— Exercise details —
Which lines of the entries below hold the word "group"? Report each of them.

— Data extracts —
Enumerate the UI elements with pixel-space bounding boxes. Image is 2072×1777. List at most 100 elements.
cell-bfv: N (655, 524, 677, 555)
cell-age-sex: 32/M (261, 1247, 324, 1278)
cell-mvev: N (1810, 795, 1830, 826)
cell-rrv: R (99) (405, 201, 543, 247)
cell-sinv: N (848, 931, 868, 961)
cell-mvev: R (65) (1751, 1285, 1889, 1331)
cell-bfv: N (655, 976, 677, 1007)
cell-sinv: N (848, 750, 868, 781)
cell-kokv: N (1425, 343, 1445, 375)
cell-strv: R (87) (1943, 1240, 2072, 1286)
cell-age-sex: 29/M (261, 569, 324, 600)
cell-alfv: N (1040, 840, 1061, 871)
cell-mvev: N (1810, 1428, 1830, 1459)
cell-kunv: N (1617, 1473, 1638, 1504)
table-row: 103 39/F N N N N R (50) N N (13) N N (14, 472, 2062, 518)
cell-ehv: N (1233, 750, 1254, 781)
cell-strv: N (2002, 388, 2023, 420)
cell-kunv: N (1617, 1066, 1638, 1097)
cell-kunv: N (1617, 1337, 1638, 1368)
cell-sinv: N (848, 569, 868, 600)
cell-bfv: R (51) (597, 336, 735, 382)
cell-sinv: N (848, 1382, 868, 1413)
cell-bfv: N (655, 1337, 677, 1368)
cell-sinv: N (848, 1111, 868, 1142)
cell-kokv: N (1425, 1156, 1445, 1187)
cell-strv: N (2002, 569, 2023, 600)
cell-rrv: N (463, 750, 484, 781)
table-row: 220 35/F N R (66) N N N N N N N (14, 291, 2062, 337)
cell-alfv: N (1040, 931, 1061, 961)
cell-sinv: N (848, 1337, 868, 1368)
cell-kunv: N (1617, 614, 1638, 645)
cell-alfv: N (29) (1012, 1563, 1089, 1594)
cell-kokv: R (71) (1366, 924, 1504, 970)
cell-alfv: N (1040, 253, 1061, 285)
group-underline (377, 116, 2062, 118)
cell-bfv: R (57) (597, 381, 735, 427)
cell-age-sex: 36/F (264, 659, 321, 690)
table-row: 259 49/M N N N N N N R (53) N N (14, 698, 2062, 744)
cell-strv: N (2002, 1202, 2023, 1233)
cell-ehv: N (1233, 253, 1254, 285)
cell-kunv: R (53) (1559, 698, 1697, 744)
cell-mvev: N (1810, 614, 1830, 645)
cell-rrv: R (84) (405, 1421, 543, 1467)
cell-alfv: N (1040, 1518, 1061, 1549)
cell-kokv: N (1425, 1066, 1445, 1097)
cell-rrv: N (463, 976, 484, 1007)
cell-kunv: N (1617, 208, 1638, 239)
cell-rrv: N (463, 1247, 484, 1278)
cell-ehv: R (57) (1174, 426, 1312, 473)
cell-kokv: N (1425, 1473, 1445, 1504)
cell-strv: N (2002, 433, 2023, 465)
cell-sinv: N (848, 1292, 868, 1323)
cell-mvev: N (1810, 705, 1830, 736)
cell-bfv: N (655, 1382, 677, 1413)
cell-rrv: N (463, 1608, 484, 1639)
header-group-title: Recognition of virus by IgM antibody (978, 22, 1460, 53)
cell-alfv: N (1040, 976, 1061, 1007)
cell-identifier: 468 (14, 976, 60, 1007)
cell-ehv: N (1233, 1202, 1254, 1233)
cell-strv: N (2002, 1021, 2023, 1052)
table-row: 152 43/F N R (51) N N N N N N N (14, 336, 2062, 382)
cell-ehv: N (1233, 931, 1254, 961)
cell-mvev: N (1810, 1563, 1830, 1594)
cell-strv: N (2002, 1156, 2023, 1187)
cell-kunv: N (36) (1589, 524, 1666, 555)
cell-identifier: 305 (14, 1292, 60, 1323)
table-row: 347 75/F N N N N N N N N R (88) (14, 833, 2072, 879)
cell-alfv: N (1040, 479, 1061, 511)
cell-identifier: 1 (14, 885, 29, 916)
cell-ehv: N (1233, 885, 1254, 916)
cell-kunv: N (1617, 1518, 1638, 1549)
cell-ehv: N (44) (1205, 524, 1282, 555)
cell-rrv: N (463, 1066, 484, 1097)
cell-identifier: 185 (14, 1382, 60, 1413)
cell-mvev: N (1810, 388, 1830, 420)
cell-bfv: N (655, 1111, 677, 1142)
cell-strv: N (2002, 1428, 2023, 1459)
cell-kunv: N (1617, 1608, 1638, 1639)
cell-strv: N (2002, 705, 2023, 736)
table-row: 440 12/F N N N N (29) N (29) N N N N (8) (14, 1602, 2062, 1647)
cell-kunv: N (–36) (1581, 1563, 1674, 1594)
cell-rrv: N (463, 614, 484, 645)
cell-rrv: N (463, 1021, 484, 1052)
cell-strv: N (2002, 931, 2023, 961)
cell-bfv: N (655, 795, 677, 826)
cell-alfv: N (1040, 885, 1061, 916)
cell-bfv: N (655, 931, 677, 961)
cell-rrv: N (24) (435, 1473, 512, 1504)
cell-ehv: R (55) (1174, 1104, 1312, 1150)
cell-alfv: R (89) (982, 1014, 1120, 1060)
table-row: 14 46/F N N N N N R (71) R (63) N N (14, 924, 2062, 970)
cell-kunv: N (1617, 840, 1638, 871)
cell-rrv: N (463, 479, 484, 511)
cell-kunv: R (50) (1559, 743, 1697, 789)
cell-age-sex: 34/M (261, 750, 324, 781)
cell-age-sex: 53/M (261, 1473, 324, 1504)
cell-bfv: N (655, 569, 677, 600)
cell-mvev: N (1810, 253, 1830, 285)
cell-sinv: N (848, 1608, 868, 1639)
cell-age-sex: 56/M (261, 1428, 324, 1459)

— Written answer —
group-underline (377, 116, 2062, 118)
header-group-title: Recognition of virus by IgM antibody (978, 22, 1460, 53)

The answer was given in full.